## Start INPUT FOR THIS TASK

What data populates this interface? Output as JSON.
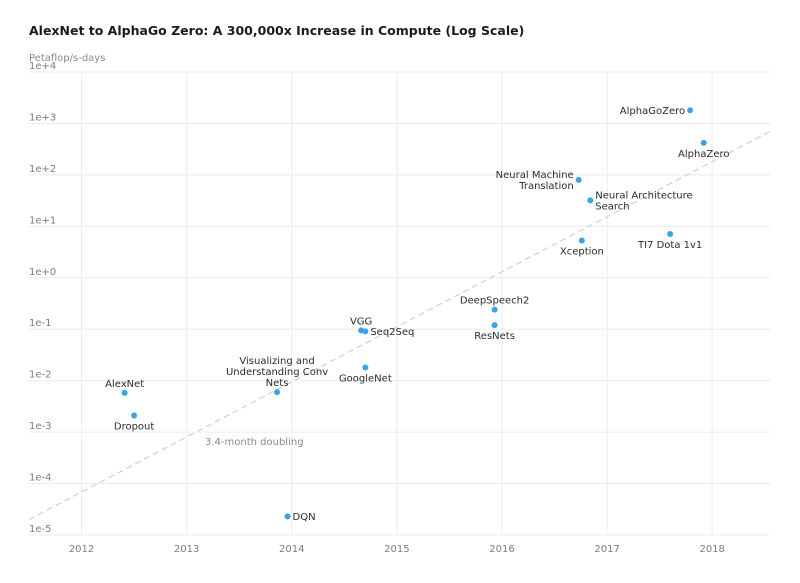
{
  "chart_data": {
    "type": "scatter",
    "title": "AlexNet to AlphaGo Zero: A 300,000x Increase in Compute (Log Scale)",
    "ylabel": "Petaflop/s-days",
    "xlabel": "",
    "yscale": "log",
    "ylim": [
      1e-05,
      10000
    ],
    "xlim": [
      2011.5,
      2018.55
    ],
    "y_ticks": [
      {
        "value": 10000,
        "label": "1e+4"
      },
      {
        "value": 1000,
        "label": "1e+3"
      },
      {
        "value": 100,
        "label": "1e+2"
      },
      {
        "value": 10,
        "label": "1e+1"
      },
      {
        "value": 1,
        "label": "1e+0"
      },
      {
        "value": 0.1,
        "label": "1e-1"
      },
      {
        "value": 0.01,
        "label": "1e-2"
      },
      {
        "value": 0.001,
        "label": "1e-3"
      },
      {
        "value": 0.0001,
        "label": "1e-4"
      },
      {
        "value": 1e-05,
        "label": "1e-5"
      }
    ],
    "x_ticks": [
      {
        "value": 2012,
        "label": "2012"
      },
      {
        "value": 2013,
        "label": "2013"
      },
      {
        "value": 2014,
        "label": "2014"
      },
      {
        "value": 2015,
        "label": "2015"
      },
      {
        "value": 2016,
        "label": "2016"
      },
      {
        "value": 2017,
        "label": "2017"
      },
      {
        "value": 2018,
        "label": "2018"
      }
    ],
    "grid": true,
    "color": "#3aa3e3",
    "trend": {
      "label": "3.4-month doubling",
      "start": [
        2011.5,
        2e-05
      ],
      "end": [
        2018.55,
        700
      ]
    },
    "points": [
      {
        "name": "AlexNet",
        "x": 2012.41,
        "y": 0.0058,
        "lines": [
          "AlexNet"
        ],
        "label_pos": "above"
      },
      {
        "name": "Dropout",
        "x": 2012.5,
        "y": 0.0021,
        "lines": [
          "Dropout"
        ],
        "label_pos": "below"
      },
      {
        "name": "Visualizing and Understanding Conv Nets",
        "x": 2013.86,
        "y": 0.006,
        "lines": [
          "Visualizing and",
          "Understanding Conv",
          "Nets"
        ],
        "label_pos": "above"
      },
      {
        "name": "DQN",
        "x": 2013.96,
        "y": 2.3e-05,
        "lines": [
          "DQN"
        ],
        "label_pos": "right"
      },
      {
        "name": "VGG",
        "x": 2014.66,
        "y": 0.095,
        "lines": [
          "VGG"
        ],
        "label_pos": "above"
      },
      {
        "name": "Seq2Seq",
        "x": 2014.7,
        "y": 0.091,
        "lines": [
          "Seq2Seq"
        ],
        "label_pos": "right"
      },
      {
        "name": "GoogleNet",
        "x": 2014.7,
        "y": 0.018,
        "lines": [
          "GoogleNet"
        ],
        "label_pos": "below"
      },
      {
        "name": "DeepSpeech2",
        "x": 2015.93,
        "y": 0.24,
        "lines": [
          "DeepSpeech2"
        ],
        "label_pos": "above"
      },
      {
        "name": "ResNets",
        "x": 2015.93,
        "y": 0.12,
        "lines": [
          "ResNets"
        ],
        "label_pos": "below"
      },
      {
        "name": "Neural Machine Translation",
        "x": 2016.73,
        "y": 80,
        "lines": [
          "Neural Machine",
          "Translation"
        ],
        "label_pos": "left"
      },
      {
        "name": "Neural Architecture Search",
        "x": 2016.84,
        "y": 32,
        "lines": [
          "Neural Architecture",
          "Search"
        ],
        "label_pos": "right"
      },
      {
        "name": "Xception",
        "x": 2016.76,
        "y": 5.3,
        "lines": [
          "Xception"
        ],
        "label_pos": "below"
      },
      {
        "name": "TI7 Dota 1v1",
        "x": 2017.6,
        "y": 7.1,
        "lines": [
          "TI7 Dota 1v1"
        ],
        "label_pos": "below"
      },
      {
        "name": "AlphaGoZero",
        "x": 2017.79,
        "y": 1800,
        "lines": [
          "AlphaGoZero"
        ],
        "label_pos": "left"
      },
      {
        "name": "AlphaZero",
        "x": 2017.92,
        "y": 420,
        "lines": [
          "AlphaZero"
        ],
        "label_pos": "below"
      }
    ]
  }
}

## End INPUT FOR THIS TASK

§ WRITTEN PROBLEM: Across the data, tally the lines containing "Translation" and give back the number alone.

§ OUTPUT BELOW: 2